# START OF DATASET CONTENT

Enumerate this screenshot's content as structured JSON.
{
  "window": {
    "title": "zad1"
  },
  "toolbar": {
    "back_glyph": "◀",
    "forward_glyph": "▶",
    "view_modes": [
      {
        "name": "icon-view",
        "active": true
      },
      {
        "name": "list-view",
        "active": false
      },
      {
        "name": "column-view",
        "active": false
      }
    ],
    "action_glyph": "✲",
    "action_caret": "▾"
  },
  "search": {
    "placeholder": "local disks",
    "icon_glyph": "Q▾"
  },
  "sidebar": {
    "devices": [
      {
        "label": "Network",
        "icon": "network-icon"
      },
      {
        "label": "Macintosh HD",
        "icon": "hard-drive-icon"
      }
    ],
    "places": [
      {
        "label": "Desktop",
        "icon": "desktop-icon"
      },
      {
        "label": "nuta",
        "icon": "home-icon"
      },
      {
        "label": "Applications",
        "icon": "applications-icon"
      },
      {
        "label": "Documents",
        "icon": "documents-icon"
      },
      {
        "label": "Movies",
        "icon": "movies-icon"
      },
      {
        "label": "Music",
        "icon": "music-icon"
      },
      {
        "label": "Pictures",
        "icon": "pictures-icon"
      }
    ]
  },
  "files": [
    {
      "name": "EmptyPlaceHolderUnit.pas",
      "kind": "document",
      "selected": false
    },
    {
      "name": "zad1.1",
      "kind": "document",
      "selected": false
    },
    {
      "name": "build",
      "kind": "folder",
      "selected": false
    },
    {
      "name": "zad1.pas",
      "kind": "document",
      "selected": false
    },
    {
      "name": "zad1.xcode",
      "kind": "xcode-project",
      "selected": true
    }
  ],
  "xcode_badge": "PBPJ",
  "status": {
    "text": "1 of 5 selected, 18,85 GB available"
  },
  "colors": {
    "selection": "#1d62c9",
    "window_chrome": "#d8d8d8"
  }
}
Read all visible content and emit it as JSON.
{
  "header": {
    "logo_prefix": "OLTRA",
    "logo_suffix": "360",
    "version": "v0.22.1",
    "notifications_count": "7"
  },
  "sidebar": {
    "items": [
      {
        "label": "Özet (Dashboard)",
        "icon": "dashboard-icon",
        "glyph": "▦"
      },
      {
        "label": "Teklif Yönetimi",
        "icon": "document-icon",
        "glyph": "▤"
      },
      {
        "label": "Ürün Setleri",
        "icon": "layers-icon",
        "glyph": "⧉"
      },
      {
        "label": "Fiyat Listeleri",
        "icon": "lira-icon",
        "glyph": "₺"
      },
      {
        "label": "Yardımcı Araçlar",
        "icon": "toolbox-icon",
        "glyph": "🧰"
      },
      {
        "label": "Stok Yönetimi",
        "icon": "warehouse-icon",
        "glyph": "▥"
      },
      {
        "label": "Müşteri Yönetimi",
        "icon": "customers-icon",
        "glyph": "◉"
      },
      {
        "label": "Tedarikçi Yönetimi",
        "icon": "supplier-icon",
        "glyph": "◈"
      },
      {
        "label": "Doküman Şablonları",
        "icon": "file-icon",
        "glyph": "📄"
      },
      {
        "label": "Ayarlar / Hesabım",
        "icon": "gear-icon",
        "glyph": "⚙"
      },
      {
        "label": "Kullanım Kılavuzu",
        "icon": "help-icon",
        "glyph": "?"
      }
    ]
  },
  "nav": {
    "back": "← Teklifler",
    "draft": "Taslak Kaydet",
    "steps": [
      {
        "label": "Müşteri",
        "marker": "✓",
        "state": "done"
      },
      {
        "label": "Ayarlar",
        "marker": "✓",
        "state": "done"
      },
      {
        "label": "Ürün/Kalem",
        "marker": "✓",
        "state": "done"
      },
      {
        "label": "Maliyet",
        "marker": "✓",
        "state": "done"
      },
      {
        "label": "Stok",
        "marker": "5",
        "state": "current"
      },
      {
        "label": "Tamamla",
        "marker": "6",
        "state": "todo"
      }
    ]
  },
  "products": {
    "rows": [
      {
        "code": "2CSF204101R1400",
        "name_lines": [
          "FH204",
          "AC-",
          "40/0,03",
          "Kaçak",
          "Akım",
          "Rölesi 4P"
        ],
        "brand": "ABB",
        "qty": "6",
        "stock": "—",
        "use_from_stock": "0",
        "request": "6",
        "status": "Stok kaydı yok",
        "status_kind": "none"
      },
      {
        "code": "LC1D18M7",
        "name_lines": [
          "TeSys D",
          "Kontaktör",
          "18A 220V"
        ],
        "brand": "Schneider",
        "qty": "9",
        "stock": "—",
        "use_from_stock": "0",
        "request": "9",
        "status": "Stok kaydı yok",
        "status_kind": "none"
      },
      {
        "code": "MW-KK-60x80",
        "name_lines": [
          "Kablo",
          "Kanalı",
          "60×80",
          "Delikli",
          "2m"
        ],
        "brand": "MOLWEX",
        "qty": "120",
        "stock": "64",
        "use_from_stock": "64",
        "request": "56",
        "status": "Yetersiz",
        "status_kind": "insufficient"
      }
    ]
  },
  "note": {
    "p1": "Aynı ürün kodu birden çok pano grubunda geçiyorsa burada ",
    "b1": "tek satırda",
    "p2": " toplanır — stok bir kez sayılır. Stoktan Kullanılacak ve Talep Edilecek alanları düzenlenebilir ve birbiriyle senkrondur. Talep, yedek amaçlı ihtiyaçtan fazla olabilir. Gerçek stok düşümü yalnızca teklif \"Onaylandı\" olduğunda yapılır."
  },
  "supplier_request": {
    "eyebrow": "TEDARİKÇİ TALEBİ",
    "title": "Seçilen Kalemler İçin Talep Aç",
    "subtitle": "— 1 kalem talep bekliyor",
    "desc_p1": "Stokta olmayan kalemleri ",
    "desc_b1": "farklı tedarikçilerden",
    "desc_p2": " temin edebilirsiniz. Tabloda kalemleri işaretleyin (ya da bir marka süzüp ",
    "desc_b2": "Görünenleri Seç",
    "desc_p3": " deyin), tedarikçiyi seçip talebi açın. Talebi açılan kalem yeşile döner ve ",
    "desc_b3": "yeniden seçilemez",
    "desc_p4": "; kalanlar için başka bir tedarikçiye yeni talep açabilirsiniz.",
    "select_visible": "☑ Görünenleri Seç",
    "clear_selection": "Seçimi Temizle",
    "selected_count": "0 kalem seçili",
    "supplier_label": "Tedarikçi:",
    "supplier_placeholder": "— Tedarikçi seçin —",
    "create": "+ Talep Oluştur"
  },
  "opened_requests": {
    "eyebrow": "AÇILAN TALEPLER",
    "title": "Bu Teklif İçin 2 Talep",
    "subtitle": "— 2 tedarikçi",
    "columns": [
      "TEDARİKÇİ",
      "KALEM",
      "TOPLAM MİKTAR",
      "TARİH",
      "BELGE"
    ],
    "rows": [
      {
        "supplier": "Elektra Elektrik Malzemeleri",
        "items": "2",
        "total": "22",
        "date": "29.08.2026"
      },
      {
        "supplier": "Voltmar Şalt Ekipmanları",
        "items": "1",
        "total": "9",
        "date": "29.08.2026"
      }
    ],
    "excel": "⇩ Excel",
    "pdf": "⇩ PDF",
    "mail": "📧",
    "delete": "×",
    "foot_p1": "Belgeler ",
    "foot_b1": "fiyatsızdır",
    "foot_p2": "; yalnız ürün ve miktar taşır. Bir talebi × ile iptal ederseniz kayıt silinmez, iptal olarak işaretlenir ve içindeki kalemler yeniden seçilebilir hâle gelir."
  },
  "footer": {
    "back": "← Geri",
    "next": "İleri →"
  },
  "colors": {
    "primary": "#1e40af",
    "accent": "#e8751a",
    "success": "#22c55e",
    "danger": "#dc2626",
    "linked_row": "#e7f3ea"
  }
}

# END OF DATASET CONTENT

In this exercise, repeat all entries exactly.

Enumerate this screenshot's content as structured JSON.
{
  "window": {
    "title": "zad1"
  },
  "toolbar": {
    "back_glyph": "◀",
    "forward_glyph": "▶",
    "view_modes": [
      {
        "name": "icon-view",
        "active": true
      },
      {
        "name": "list-view",
        "active": false
      },
      {
        "name": "column-view",
        "active": false
      }
    ],
    "action_glyph": "✲",
    "action_caret": "▾"
  },
  "search": {
    "placeholder": "local disks",
    "icon_glyph": "Q▾"
  },
  "sidebar": {
    "devices": [
      {
        "label": "Network",
        "icon": "network-icon"
      },
      {
        "label": "Macintosh HD",
        "icon": "hard-drive-icon"
      }
    ],
    "places": [
      {
        "label": "Desktop",
        "icon": "desktop-icon"
      },
      {
        "label": "nuta",
        "icon": "home-icon"
      },
      {
        "label": "Applications",
        "icon": "applications-icon"
      },
      {
        "label": "Documents",
        "icon": "documents-icon"
      },
      {
        "label": "Movies",
        "icon": "movies-icon"
      },
      {
        "label": "Music",
        "icon": "music-icon"
      },
      {
        "label": "Pictures",
        "icon": "pictures-icon"
      }
    ]
  },
  "files": [
    {
      "name": "EmptyPlaceHolderUnit.pas",
      "kind": "document",
      "selected": false
    },
    {
      "name": "zad1.1",
      "kind": "document",
      "selected": false
    },
    {
      "name": "build",
      "kind": "folder",
      "selected": false
    },
    {
      "name": "zad1.pas",
      "kind": "document",
      "selected": false
    },
    {
      "name": "zad1.xcode",
      "kind": "xcode-project",
      "selected": true
    }
  ],
  "xcode_badge": "PBPJ",
  "status": {
    "text": "1 of 5 selected, 18,85 GB available"
  },
  "colors": {
    "selection": "#1d62c9",
    "window_chrome": "#d8d8d8"
  }
}
Read all visible content and emit it as JSON.
{
  "header": {
    "logo_prefix": "OLTRA",
    "logo_suffix": "360",
    "version": "v0.22.1",
    "notifications_count": "7"
  },
  "sidebar": {
    "items": [
      {
        "label": "Özet (Dashboard)",
        "icon": "dashboard-icon",
        "glyph": "▦"
      },
      {
        "label": "Teklif Yönetimi",
        "icon": "document-icon",
        "glyph": "▤"
      },
      {
        "label": "Ürün Setleri",
        "icon": "layers-icon",
        "glyph": "⧉"
      },
      {
        "label": "Fiyat Listeleri",
        "icon": "lira-icon",
        "glyph": "₺"
      },
      {
        "label": "Yardımcı Araçlar",
        "icon": "toolbox-icon",
        "glyph": "🧰"
      },
      {
        "label": "Stok Yönetimi",
        "icon": "warehouse-icon",
        "glyph": "▥"
      },
      {
        "label": "Müşteri Yönetimi",
        "icon": "customers-icon",
        "glyph": "◉"
      },
      {
        "label": "Tedarikçi Yönetimi",
        "icon": "supplier-icon",
        "glyph": "◈"
      },
      {
        "label": "Doküman Şablonları",
        "icon": "file-icon",
        "glyph": "📄"
      },
      {
        "label": "Ayarlar / Hesabım",
        "icon": "gear-icon",
        "glyph": "⚙"
      },
      {
        "label": "Kullanım Kılavuzu",
        "icon": "help-icon",
        "glyph": "?"
      }
    ]
  },
  "nav": {
    "back": "← Teklifler",
    "draft": "Taslak Kaydet",
    "steps": [
      {
        "label": "Müşteri",
        "marker": "✓",
        "state": "done"
      },
      {
        "label": "Ayarlar",
        "marker": "✓",
        "state": "done"
      },
      {
        "label": "Ürün/Kalem",
        "marker": "✓",
        "state": "done"
      },
      {
        "label": "Maliyet",
        "marker": "✓",
        "state": "done"
      },
      {
        "label": "Stok",
        "marker": "5",
        "state": "current"
      },
      {
        "label": "Tamamla",
        "marker": "6",
        "state": "todo"
      }
    ]
  },
  "products": {
    "rows": [
      {
        "code": "2CSF204101R1400",
        "name_lines": [
          "FH204",
          "AC-",
          "40/0,03",
          "Kaçak",
          "Akım",
          "Rölesi 4P"
        ],
        "brand": "ABB",
        "qty": "6",
        "stock": "—",
        "use_from_stock": "0",
        "request": "6",
        "status": "Stok kaydı yok",
        "status_kind": "none"
      },
      {
        "code": "LC1D18M7",
        "name_lines": [
          "TeSys D",
          "Kontaktör",
          "18A 220V"
        ],
        "brand": "Schneider",
        "qty": "9",
        "stock": "—",
        "use_from_stock": "0",
        "request": "9",
        "status": "Stok kaydı yok",
        "status_kind": "none"
      },
      {
        "code": "MW-KK-60x80",
        "name_lines": [
          "Kablo",
          "Kanalı",
          "60×80",
          "Delikli",
          "2m"
        ],
        "brand": "MOLWEX",
        "qty": "120",
        "stock": "64",
        "use_from_stock": "64",
        "request": "56",
        "status": "Yetersiz",
        "status_kind": "insufficient"
      }
    ]
  },
  "note": {
    "p1": "Aynı ürün kodu birden çok pano grubunda geçiyorsa burada ",
    "b1": "tek satırda",
    "p2": " toplanır — stok bir kez sayılır. Stoktan Kullanılacak ve Talep Edilecek alanları düzenlenebilir ve birbiriyle senkrondur. Talep, yedek amaçlı ihtiyaçtan fazla olabilir. Gerçek stok düşümü yalnızca teklif \"Onaylandı\" olduğunda yapılır."
  },
  "supplier_request": {
    "eyebrow": "TEDARİKÇİ TALEBİ",
    "title": "Seçilen Kalemler İçin Talep Aç",
    "subtitle": "— 1 kalem talep bekliyor",
    "desc_p1": "Stokta olmayan kalemleri ",
    "desc_b1": "farklı tedarikçilerden",
    "desc_p2": " temin edebilirsiniz. Tabloda kalemleri işaretleyin (ya da bir marka süzüp ",
    "desc_b2": "Görünenleri Seç",
    "desc_p3": " deyin), tedarikçiyi seçip talebi açın. Talebi açılan kalem yeşile döner ve ",
    "desc_b3": "yeniden seçilemez",
    "desc_p4": "; kalanlar için başka bir tedarikçiye yeni talep açabilirsiniz.",
    "select_visible": "☑ Görünenleri Seç",
    "clear_selection": "Seçimi Temizle",
    "selected_count": "0 kalem seçili",
    "supplier_label": "Tedarikçi:",
    "supplier_placeholder": "— Tedarikçi seçin —",
    "create": "+ Talep Oluştur"
  },
  "opened_requests": {
    "eyebrow": "AÇILAN TALEPLER",
    "title": "Bu Teklif İçin 2 Talep",
    "subtitle": "— 2 tedarikçi",
    "columns": [
      "TEDARİKÇİ",
      "KALEM",
      "TOPLAM MİKTAR",
      "TARİH",
      "BELGE"
    ],
    "rows": [
      {
        "supplier": "Elektra Elektrik Malzemeleri",
        "items": "2",
        "total": "22",
        "date": "29.08.2026"
      },
      {
        "supplier": "Voltmar Şalt Ekipmanları",
        "items": "1",
        "total": "9",
        "date": "29.08.2026"
      }
    ],
    "excel": "⇩ Excel",
    "pdf": "⇩ PDF",
    "mail": "📧",
    "delete": "×",
    "foot_p1": "Belgeler ",
    "foot_b1": "fiyatsızdır",
    "foot_p2": "; yalnız ürün ve miktar taşır. Bir talebi × ile iptal ederseniz kayıt silinmez, iptal olarak işaretlenir ve içindeki kalemler yeniden seçilebilir hâle gelir."
  },
  "footer": {
    "back": "← Geri",
    "next": "İleri →"
  },
  "colors": {
    "primary": "#1e40af",
    "accent": "#e8751a",
    "success": "#22c55e",
    "danger": "#dc2626",
    "linked_row": "#e7f3ea"
  }
}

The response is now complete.